What the exercise asks: Find the line containing "Output a JSON". Reproduce it and every line after it up to the end of the records, exactly as written.

::: Dataset records

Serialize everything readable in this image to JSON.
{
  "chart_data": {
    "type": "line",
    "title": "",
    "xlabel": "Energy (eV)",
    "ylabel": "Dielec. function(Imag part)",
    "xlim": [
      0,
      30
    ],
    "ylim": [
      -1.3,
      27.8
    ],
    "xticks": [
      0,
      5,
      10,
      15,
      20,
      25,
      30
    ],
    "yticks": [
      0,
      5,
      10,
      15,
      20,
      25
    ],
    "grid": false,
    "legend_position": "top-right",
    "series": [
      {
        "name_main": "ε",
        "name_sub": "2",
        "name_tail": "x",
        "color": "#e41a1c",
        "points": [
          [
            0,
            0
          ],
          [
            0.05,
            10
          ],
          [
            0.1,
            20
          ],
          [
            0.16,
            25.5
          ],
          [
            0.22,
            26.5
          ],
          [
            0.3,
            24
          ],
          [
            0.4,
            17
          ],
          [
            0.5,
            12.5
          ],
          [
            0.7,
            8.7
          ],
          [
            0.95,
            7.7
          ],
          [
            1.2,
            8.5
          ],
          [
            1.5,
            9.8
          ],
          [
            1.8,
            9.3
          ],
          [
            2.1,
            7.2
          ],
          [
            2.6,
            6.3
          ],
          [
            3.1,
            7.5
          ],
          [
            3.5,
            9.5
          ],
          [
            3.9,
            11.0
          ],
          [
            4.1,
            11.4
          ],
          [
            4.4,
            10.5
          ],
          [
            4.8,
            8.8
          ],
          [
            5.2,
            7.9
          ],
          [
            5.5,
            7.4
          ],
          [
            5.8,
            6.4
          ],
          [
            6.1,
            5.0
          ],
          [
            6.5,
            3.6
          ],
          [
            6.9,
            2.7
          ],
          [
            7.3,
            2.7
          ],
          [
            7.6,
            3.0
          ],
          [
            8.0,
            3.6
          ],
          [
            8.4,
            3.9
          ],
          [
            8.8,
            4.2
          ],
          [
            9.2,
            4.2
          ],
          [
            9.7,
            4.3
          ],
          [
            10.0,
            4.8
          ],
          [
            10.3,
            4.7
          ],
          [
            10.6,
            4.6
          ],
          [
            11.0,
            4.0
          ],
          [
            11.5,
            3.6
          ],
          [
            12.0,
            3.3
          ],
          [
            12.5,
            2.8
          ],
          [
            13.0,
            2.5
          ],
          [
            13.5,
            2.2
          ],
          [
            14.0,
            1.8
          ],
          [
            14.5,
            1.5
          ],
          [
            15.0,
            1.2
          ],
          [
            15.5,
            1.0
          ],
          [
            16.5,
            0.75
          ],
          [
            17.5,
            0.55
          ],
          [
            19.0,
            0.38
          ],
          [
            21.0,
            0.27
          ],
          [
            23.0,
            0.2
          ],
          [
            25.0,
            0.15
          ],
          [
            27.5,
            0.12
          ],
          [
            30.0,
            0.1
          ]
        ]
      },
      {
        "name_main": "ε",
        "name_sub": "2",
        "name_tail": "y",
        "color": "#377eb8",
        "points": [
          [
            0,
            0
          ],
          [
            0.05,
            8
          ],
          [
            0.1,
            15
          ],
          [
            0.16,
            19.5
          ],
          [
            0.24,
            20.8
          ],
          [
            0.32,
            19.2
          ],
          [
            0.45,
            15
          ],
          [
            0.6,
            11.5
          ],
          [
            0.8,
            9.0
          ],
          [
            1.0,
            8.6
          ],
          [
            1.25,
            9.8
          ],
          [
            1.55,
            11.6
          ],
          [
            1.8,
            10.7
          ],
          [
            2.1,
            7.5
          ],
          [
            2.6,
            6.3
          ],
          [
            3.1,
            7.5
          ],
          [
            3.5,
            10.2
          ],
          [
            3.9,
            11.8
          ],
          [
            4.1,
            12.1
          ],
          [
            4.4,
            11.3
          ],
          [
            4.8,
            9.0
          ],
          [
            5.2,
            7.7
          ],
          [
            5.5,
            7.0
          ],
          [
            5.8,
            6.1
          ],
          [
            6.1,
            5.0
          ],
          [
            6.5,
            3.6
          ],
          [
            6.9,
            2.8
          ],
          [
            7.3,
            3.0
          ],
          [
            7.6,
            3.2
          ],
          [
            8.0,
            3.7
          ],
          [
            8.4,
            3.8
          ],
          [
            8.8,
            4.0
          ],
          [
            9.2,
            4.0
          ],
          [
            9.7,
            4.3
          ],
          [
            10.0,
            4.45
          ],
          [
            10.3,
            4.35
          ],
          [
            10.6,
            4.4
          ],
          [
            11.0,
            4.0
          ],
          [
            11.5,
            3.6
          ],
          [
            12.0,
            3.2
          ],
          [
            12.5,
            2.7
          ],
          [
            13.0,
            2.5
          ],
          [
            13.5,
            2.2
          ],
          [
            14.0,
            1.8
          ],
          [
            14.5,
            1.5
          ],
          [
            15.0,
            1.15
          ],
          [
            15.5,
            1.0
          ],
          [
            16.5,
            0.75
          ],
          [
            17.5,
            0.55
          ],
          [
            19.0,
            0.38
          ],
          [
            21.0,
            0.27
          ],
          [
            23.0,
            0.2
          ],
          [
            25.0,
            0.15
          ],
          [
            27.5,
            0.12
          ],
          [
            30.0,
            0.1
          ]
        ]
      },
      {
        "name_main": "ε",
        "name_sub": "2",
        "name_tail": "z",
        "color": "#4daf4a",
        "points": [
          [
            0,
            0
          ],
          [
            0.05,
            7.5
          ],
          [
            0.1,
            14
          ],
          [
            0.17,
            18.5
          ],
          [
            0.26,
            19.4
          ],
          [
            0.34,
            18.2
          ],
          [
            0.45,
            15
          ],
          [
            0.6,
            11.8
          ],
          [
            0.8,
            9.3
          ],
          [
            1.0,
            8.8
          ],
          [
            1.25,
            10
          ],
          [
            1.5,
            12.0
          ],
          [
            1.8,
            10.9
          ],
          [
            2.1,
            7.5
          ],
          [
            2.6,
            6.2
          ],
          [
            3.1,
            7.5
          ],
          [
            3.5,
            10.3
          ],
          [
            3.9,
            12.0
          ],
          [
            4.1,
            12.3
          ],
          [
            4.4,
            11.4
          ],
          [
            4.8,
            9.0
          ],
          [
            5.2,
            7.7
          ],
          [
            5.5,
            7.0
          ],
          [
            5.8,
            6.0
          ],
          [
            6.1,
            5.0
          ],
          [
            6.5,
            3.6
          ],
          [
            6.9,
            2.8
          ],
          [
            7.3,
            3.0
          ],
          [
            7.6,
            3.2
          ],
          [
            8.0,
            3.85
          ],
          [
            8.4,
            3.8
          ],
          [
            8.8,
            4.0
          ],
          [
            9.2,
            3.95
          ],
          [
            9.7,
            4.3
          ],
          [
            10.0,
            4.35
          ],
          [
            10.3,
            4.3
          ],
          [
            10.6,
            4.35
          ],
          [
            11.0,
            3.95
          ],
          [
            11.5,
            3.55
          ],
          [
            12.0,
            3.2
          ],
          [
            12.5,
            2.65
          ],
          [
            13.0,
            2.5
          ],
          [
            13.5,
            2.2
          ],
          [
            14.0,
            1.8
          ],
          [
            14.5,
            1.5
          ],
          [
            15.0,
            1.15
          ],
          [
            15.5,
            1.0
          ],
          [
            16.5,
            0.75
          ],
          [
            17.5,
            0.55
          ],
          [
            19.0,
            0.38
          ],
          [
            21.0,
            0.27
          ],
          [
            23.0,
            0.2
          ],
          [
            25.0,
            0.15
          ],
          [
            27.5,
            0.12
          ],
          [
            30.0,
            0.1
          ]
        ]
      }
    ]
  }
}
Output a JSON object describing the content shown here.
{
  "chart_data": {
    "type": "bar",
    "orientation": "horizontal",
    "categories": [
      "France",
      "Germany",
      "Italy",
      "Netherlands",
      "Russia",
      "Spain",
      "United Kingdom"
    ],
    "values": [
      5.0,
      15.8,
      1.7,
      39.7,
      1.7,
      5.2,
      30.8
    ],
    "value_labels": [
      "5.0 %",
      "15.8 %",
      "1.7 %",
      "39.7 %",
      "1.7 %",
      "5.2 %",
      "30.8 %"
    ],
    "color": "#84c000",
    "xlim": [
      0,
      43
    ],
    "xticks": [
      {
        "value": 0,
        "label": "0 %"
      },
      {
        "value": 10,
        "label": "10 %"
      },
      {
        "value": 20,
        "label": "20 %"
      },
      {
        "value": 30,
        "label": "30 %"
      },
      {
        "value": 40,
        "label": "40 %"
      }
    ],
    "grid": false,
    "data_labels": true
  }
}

::::::

Response below:
Output a JSON object describing the content shown here.
{
  "chart_data": {
    "type": "bar",
    "orientation": "horizontal",
    "categories": [
      "France",
      "Germany",
      "Italy",
      "Netherlands",
      "Russia",
      "Spain",
      "United Kingdom"
    ],
    "values": [
      5.0,
      15.8,
      1.7,
      39.7,
      1.7,
      5.2,
      30.8
    ],
    "value_labels": [
      "5.0 %",
      "15.8 %",
      "1.7 %",
      "39.7 %",
      "1.7 %",
      "5.2 %",
      "30.8 %"
    ],
    "color": "#84c000",
    "xlim": [
      0,
      43
    ],
    "xticks": [
      {
        "value": 0,
        "label": "0 %"
      },
      {
        "value": 10,
        "label": "10 %"
      },
      {
        "value": 20,
        "label": "20 %"
      },
      {
        "value": 30,
        "label": "30 %"
      },
      {
        "value": 40,
        "label": "40 %"
      }
    ],
    "grid": false,
    "data_labels": true
  }
}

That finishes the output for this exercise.